--- START OF INFORMATION GIVEN ---

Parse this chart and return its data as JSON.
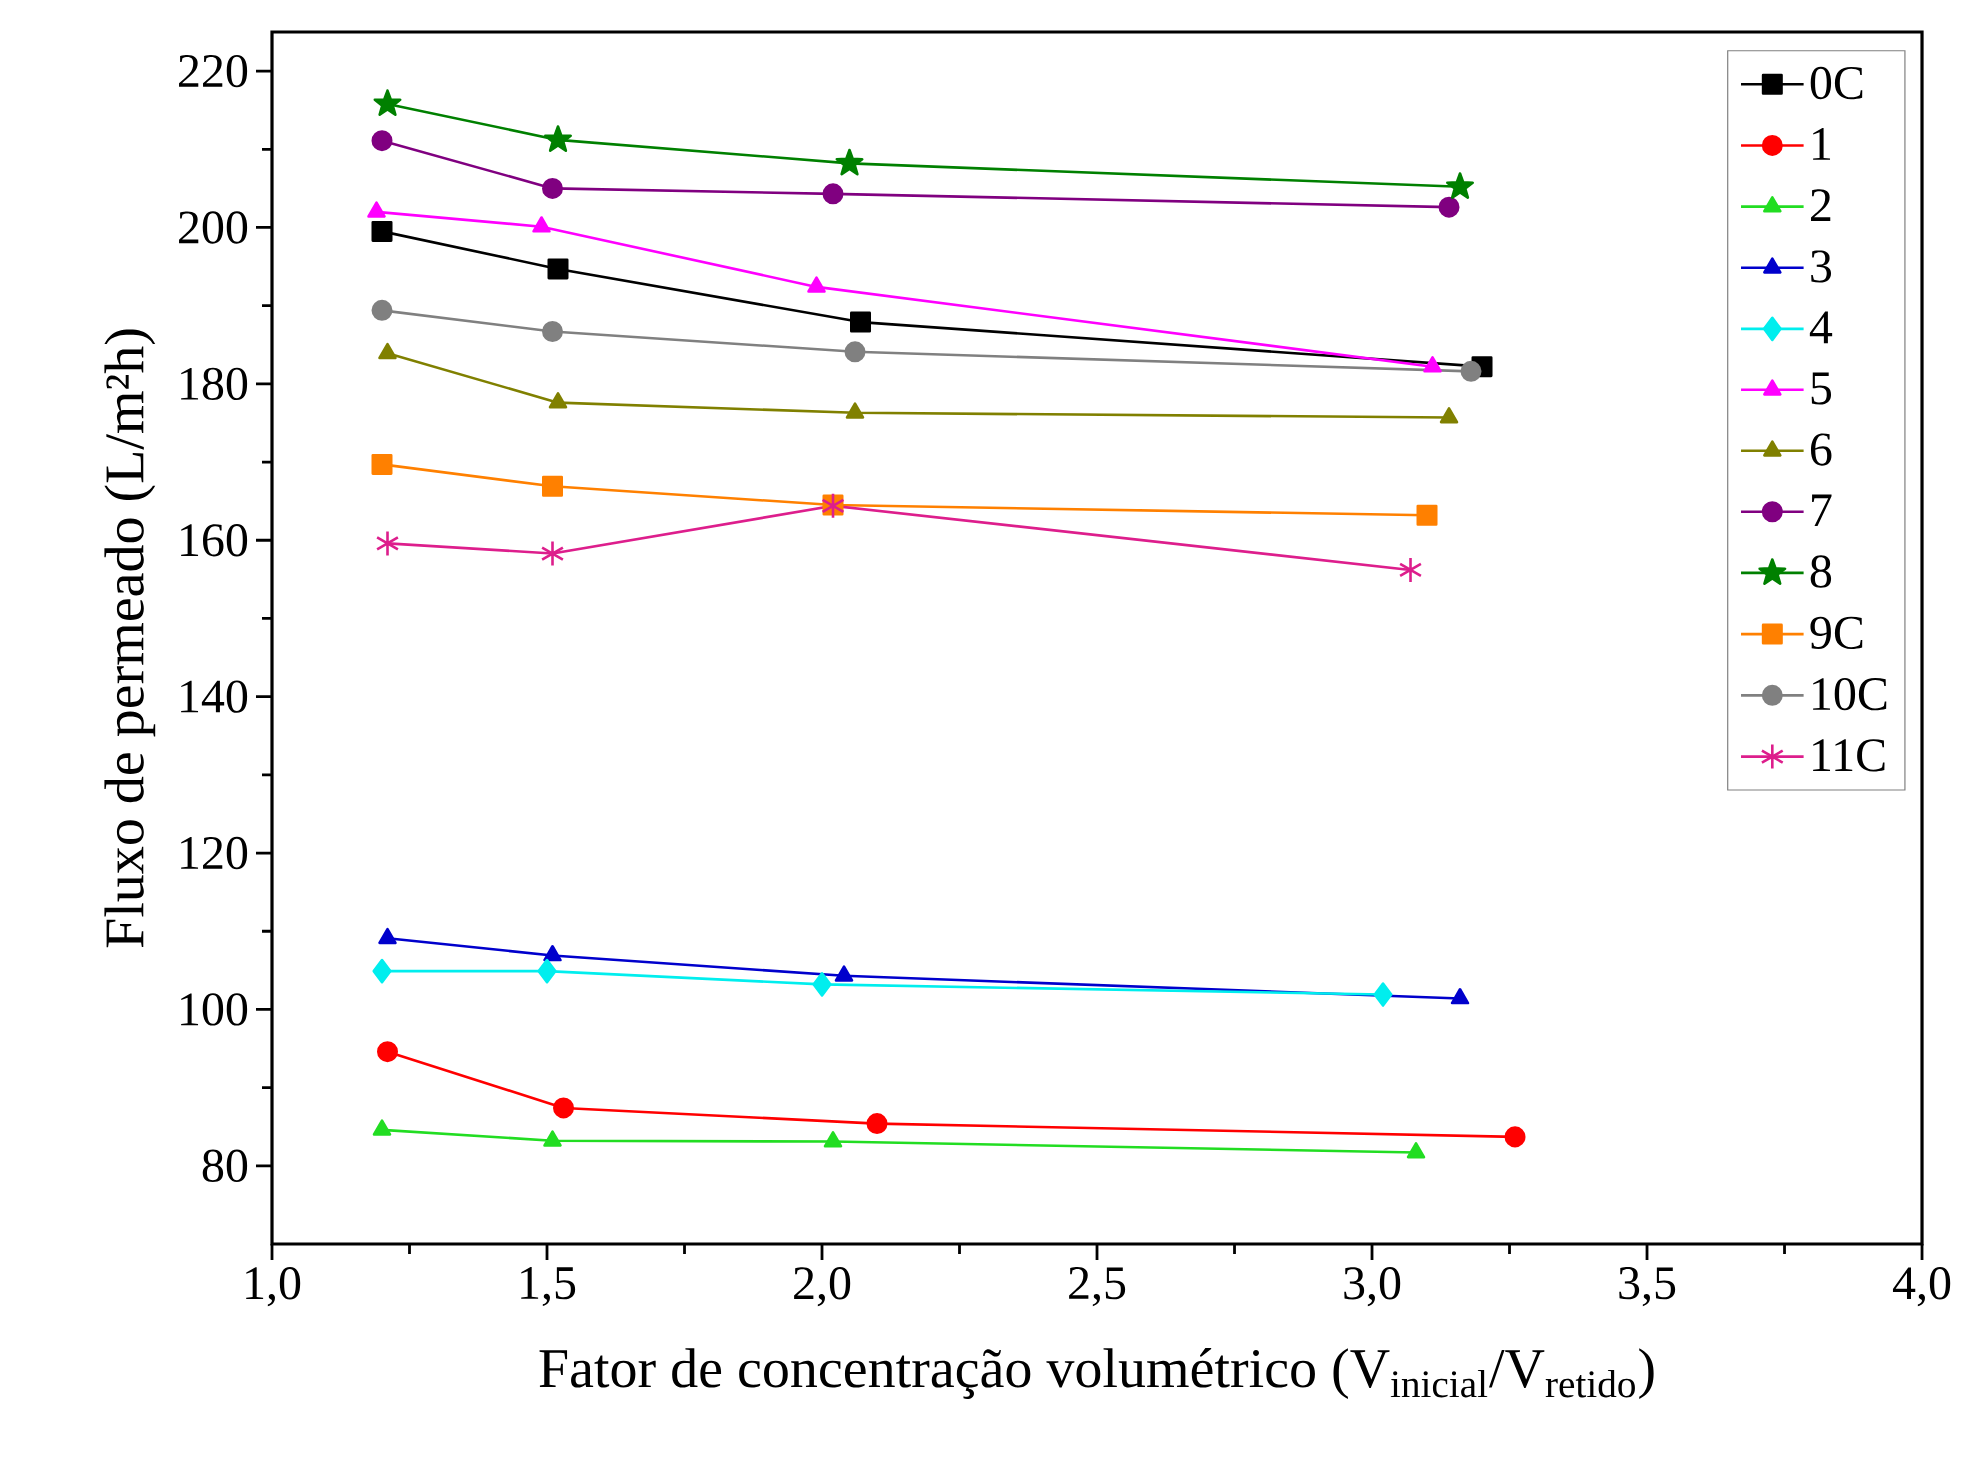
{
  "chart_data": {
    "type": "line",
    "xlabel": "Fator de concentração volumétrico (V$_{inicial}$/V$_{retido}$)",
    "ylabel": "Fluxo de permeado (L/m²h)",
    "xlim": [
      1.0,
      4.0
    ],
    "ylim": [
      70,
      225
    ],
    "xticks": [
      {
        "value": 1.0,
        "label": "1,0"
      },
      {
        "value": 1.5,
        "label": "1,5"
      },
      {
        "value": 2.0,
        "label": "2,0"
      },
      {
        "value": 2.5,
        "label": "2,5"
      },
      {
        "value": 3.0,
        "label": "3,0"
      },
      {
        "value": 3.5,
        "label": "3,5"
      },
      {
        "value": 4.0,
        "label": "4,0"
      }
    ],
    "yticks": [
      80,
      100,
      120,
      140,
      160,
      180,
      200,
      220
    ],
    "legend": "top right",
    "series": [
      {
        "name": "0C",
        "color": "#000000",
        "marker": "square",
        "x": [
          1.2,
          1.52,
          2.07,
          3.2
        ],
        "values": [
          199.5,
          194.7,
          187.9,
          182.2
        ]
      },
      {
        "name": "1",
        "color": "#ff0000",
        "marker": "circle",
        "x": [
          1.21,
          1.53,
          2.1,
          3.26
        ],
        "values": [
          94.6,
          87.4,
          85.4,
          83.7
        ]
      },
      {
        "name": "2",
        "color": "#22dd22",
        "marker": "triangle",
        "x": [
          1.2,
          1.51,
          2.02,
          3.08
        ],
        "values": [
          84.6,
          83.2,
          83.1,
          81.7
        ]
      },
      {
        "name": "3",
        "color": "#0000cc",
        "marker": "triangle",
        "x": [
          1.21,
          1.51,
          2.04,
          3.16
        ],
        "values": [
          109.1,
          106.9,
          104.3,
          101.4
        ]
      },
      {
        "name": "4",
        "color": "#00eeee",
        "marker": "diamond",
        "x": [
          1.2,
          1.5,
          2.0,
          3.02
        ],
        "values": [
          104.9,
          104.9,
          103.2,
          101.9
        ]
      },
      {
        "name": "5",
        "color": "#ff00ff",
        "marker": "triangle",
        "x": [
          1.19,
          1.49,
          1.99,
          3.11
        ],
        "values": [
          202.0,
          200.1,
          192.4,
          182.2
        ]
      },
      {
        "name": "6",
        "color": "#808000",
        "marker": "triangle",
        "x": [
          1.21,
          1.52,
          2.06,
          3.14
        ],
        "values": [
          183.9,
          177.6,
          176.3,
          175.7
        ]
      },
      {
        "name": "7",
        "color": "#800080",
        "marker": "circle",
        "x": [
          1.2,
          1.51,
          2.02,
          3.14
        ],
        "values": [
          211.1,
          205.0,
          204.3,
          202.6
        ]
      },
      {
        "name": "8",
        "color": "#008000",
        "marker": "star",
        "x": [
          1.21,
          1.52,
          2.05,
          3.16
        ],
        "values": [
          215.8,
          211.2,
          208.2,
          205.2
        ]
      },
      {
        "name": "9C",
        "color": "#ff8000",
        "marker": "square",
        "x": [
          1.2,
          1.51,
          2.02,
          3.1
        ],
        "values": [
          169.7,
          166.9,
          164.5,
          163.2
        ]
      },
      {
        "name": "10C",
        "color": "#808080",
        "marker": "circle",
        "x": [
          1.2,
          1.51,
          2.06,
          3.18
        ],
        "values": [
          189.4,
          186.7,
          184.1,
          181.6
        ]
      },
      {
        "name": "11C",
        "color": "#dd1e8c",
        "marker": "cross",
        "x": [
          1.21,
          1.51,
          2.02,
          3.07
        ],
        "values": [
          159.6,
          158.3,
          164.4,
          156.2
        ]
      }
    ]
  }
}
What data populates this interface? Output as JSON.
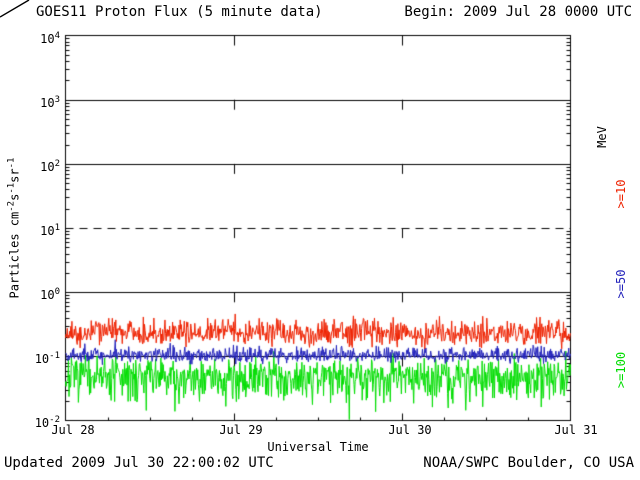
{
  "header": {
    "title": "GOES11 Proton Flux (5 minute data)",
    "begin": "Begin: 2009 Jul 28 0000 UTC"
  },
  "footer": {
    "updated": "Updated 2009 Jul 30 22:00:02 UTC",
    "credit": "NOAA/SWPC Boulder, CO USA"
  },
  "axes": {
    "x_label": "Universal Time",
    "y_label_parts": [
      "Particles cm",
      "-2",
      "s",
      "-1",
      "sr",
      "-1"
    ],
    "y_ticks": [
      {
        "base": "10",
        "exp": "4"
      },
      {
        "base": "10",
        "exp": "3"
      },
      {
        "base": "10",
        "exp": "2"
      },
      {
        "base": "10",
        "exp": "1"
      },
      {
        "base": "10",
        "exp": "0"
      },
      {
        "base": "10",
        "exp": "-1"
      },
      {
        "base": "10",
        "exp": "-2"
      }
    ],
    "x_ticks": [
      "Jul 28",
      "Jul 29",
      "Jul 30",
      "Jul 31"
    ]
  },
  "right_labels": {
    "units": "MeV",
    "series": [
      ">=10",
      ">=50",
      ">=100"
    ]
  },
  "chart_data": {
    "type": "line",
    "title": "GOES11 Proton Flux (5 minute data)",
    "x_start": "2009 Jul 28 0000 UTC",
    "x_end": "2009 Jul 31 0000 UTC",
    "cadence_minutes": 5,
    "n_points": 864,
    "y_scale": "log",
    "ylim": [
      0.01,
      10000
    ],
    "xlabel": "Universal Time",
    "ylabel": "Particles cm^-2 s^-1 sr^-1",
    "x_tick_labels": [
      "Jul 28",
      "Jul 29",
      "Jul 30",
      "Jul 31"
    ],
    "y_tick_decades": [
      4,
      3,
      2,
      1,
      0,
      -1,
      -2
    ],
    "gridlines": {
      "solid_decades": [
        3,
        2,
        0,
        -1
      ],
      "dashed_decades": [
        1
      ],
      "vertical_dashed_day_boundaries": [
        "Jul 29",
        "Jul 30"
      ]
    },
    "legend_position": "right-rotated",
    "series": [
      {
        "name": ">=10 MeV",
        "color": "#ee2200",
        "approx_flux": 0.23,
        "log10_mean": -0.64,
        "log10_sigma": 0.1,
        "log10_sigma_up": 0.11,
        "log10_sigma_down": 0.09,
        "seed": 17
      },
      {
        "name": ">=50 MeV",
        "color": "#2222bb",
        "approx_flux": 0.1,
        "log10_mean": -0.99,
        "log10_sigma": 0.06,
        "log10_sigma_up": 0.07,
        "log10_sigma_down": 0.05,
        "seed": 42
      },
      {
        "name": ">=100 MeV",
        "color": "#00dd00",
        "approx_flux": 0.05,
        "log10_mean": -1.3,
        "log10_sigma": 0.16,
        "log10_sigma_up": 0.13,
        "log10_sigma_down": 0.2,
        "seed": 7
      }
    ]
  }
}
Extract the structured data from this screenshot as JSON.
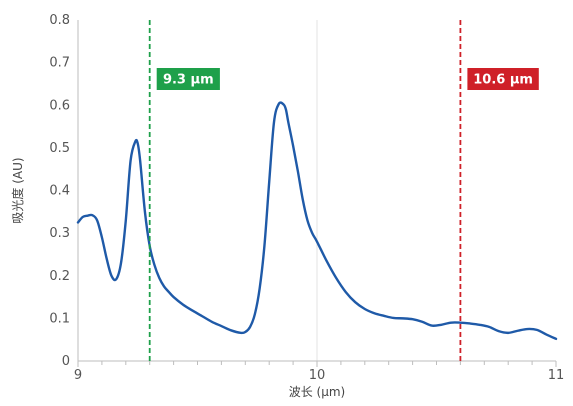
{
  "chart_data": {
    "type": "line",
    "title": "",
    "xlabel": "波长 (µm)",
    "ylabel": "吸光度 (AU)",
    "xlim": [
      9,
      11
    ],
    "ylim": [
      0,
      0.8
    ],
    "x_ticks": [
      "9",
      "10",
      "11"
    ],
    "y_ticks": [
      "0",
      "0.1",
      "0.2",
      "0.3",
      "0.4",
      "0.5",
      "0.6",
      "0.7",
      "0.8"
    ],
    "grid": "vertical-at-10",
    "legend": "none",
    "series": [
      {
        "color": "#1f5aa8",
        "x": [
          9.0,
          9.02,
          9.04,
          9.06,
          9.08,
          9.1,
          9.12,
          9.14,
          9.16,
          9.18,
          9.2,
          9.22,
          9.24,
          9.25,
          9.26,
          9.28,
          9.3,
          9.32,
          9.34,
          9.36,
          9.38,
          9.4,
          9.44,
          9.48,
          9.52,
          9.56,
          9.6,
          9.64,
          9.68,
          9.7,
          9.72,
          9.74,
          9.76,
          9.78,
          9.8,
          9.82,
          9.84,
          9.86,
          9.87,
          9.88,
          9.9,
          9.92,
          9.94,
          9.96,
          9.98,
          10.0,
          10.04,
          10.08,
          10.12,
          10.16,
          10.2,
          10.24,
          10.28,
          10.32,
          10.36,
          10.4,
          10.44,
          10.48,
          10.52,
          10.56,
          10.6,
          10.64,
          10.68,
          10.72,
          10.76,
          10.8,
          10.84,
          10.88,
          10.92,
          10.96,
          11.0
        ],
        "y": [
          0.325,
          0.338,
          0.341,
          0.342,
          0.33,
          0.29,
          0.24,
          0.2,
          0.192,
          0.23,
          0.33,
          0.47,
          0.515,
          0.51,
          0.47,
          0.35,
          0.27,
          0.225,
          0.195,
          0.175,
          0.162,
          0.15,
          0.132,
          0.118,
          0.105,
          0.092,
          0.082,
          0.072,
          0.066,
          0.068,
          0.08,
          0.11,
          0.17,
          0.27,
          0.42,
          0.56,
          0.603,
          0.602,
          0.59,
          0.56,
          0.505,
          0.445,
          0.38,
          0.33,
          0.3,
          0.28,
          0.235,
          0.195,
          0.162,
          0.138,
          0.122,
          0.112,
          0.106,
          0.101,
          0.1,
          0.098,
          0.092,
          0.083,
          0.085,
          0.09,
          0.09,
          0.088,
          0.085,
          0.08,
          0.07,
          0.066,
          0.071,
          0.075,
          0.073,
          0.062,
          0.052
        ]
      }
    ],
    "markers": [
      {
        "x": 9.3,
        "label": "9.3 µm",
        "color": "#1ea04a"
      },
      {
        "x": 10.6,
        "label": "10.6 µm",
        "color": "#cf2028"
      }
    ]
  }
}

--- END OF INFORMATION GIVEN ---

SHORT TASK
Write out every line of the entries that holds the word "Universal".

SOLUTION TO THIS PROBLEM
    "x_label": "Universal Time",
    "xlabel": "Universal Time",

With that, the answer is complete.